> [Challenge]
Look in the data below for the line that contains "What does this". Copy that line and the remaining lines exactly.

[Records from a dataset]
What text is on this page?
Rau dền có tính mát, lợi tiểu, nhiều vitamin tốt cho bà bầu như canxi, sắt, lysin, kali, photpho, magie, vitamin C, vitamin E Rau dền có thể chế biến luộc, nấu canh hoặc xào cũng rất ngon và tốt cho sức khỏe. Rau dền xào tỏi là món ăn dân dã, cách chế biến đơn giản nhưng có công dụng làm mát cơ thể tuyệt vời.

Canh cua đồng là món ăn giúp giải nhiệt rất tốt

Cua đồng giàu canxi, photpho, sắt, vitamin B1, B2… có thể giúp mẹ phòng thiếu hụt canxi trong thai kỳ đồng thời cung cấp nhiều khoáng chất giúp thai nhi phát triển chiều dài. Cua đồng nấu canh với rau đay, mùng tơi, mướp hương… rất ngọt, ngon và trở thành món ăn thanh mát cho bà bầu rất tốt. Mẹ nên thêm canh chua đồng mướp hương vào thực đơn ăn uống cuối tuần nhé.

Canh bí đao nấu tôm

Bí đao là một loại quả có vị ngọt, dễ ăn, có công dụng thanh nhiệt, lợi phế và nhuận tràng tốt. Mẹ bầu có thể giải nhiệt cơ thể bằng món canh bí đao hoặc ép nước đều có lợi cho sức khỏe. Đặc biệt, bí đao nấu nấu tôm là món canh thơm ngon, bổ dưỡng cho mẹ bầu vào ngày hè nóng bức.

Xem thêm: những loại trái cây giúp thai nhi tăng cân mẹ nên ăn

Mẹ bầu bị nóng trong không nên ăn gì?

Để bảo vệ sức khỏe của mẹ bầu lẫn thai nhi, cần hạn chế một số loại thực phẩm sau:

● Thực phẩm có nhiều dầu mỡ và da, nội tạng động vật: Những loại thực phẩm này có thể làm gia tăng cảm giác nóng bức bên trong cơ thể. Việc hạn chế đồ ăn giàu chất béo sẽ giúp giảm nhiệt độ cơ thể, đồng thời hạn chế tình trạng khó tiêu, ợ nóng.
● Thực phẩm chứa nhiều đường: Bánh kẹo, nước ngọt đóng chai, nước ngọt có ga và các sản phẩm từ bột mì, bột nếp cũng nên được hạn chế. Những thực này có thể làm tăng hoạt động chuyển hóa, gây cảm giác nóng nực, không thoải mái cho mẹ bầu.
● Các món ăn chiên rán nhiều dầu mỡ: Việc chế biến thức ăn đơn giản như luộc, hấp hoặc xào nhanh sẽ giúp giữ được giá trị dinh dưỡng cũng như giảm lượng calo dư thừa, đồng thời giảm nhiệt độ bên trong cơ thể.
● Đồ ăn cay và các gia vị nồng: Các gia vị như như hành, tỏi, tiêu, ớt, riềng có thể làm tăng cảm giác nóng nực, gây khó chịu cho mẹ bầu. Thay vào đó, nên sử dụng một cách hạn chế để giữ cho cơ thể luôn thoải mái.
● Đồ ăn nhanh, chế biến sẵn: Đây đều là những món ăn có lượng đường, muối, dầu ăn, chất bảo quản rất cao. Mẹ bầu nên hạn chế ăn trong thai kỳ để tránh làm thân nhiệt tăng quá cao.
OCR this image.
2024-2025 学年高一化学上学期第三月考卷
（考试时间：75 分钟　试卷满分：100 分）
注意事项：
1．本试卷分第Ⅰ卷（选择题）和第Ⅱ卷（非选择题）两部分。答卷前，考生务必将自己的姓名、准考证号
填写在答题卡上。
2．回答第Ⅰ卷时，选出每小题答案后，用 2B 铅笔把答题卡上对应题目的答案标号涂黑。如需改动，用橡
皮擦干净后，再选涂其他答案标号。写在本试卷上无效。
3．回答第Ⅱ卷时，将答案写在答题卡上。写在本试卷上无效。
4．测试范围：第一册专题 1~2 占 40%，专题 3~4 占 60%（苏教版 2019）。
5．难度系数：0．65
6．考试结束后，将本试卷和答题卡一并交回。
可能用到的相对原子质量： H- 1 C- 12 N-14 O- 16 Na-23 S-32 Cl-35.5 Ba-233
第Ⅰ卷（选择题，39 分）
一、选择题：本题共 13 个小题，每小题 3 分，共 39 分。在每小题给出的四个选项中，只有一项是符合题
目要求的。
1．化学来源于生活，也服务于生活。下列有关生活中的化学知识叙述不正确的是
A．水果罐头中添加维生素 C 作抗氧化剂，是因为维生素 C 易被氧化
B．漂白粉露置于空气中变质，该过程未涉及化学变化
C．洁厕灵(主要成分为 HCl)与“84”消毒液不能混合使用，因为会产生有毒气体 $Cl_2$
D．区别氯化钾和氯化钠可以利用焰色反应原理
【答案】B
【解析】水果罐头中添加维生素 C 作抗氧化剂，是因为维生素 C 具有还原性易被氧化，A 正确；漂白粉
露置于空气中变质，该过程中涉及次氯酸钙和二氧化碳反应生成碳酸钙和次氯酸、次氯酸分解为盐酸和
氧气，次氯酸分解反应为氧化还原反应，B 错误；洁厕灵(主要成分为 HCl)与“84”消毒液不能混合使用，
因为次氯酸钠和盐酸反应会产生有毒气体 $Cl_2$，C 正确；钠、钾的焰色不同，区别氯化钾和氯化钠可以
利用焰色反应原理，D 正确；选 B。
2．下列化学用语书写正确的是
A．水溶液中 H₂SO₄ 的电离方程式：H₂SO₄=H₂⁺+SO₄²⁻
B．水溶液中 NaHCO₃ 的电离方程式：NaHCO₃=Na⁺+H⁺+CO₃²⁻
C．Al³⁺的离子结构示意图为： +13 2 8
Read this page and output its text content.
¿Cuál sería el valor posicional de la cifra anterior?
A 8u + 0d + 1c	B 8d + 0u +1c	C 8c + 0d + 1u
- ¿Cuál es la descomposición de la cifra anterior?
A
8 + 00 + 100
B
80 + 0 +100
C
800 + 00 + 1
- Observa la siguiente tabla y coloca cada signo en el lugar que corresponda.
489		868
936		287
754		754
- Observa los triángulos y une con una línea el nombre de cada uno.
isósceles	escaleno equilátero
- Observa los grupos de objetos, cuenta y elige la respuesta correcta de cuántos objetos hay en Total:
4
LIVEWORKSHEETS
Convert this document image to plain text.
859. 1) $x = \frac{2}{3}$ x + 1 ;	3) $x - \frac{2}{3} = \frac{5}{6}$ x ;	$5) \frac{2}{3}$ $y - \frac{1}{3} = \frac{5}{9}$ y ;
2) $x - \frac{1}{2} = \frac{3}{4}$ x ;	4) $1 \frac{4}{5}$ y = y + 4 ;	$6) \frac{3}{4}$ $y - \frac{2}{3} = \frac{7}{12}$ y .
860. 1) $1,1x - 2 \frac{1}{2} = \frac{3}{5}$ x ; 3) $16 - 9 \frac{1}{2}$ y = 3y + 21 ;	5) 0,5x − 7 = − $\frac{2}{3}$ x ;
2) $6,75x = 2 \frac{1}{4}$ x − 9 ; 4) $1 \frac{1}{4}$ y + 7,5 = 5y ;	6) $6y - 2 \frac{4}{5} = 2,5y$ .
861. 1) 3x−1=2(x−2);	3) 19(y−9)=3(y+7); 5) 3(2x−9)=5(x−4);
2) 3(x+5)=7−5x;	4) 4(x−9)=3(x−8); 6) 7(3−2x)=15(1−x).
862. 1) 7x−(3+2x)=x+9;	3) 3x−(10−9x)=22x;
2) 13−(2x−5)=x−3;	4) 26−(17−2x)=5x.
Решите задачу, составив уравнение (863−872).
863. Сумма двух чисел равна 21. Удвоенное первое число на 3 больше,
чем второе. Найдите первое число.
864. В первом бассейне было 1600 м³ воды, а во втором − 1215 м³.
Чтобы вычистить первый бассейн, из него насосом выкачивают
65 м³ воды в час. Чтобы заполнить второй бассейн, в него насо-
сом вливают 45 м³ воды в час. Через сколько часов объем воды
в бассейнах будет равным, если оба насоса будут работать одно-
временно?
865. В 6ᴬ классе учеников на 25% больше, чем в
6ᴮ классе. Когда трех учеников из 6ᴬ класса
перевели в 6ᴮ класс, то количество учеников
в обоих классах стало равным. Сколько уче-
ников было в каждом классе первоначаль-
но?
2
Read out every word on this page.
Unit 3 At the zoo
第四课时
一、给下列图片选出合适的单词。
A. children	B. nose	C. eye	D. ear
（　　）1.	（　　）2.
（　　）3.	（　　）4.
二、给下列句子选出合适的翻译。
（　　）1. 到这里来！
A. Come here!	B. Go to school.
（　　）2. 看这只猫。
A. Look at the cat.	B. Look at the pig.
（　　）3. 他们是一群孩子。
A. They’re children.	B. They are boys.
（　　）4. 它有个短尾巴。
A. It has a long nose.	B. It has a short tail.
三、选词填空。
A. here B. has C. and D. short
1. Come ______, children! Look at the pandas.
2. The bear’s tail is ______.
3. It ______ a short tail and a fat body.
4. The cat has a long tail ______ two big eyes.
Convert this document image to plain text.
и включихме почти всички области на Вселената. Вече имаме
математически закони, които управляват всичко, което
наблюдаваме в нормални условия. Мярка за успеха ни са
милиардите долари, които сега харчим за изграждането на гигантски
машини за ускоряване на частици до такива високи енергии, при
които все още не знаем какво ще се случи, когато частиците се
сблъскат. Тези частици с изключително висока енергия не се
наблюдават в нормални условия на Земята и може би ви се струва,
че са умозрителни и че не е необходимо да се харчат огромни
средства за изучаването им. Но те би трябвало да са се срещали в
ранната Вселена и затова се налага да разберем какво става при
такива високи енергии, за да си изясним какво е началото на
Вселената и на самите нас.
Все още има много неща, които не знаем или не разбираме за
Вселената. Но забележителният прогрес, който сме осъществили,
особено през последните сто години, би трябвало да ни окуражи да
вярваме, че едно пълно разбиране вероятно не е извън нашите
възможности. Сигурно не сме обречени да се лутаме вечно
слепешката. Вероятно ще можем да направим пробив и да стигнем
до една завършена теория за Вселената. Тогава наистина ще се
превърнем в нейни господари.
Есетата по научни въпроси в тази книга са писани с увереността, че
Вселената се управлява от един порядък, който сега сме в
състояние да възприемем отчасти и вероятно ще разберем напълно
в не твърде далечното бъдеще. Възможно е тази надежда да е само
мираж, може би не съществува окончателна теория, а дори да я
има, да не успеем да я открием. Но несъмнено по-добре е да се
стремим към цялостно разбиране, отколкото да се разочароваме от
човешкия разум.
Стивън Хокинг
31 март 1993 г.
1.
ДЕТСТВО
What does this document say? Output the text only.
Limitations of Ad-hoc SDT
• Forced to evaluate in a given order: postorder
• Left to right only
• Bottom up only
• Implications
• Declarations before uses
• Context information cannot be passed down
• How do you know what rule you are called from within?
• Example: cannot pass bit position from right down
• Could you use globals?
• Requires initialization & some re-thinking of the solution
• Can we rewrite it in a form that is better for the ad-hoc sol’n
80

> [Answer for the task]
What does this document say? Output the text only.
Limitations of Ad-hoc SDT
• Forced to evaluate in a given order: postorder
• Left to right only
• Bottom up only
• Implications
• Declarations before uses
• Context information cannot be passed down
• How do you know what rule you are called from within?
• Example: cannot pass bit position from right down
• Could you use globals?
• Requires initialization & some re-thinking of the solution
• Can we rewrite it in a form that is better for the ad-hoc sol’n
80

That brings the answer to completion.